** start DATA LISTING **

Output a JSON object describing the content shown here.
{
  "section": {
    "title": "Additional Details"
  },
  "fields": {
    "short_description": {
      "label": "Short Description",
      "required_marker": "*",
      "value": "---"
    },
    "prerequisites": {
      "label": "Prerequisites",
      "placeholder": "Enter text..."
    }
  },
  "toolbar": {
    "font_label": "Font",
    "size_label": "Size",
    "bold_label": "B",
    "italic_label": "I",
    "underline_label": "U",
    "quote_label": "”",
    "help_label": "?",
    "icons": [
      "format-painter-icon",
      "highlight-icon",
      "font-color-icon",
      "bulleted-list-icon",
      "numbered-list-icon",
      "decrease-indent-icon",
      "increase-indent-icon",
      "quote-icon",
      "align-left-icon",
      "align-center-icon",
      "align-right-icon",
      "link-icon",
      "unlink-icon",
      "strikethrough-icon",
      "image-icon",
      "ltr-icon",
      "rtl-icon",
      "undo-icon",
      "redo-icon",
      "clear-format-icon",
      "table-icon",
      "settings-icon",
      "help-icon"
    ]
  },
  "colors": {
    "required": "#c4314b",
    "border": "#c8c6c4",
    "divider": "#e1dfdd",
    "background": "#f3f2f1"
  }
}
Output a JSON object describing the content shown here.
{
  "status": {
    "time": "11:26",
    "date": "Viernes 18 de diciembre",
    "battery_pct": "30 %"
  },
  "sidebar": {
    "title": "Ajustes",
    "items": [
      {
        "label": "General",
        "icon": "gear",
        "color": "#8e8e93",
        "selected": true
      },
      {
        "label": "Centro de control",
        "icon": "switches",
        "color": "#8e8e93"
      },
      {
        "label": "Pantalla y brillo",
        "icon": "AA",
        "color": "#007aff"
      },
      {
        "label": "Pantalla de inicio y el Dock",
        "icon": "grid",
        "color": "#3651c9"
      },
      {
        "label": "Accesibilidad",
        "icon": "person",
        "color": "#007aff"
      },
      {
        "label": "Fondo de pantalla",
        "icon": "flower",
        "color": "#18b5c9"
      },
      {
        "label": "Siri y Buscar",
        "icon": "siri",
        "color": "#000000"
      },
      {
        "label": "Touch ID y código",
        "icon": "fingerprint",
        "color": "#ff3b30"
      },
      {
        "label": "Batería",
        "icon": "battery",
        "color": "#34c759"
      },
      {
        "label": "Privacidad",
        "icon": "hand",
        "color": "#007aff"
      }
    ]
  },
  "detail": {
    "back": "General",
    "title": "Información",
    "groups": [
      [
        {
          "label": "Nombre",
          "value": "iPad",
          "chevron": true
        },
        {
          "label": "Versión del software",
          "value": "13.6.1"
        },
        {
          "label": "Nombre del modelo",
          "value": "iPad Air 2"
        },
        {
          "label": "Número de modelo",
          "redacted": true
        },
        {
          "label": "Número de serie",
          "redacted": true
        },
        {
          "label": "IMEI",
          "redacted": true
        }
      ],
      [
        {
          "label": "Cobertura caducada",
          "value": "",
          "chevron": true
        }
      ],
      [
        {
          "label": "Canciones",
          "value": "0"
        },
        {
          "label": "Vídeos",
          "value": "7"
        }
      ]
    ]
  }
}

** end DATA LISTING **
** start DATA LISTING **

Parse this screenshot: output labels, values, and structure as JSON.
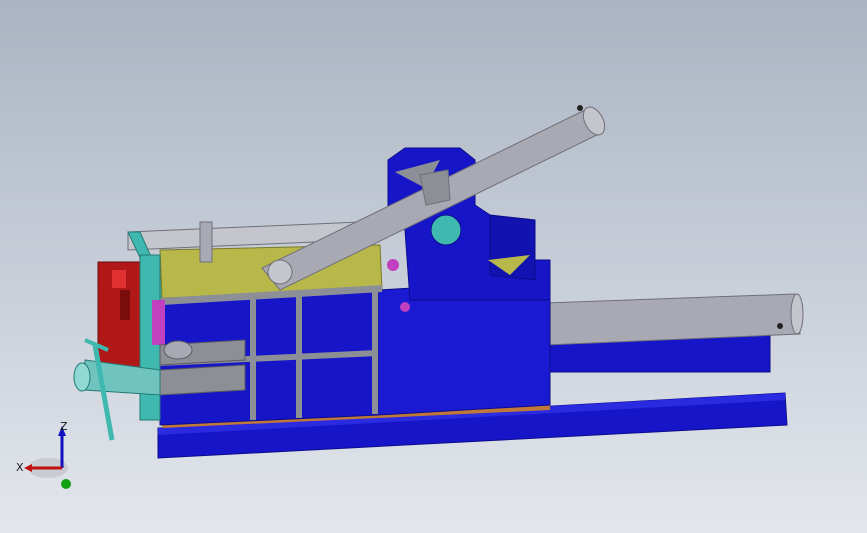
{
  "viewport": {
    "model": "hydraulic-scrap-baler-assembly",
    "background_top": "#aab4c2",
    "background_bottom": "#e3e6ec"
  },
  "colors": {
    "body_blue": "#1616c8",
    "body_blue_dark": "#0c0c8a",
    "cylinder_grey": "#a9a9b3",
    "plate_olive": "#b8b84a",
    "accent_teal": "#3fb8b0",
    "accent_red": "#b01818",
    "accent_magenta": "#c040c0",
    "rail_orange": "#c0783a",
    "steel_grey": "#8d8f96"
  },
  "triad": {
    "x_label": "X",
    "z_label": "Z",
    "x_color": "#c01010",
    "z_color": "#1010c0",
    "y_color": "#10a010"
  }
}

** end DATA LISTING **

▶ [WHAT YOU ARE ASKED TO DO]:
Identify and extract each line of the listing that contains "Nombre".

▶ [ANSWER TO THIS TASK]:
          "label": "Nombre",
          "label": "Nombre del modelo",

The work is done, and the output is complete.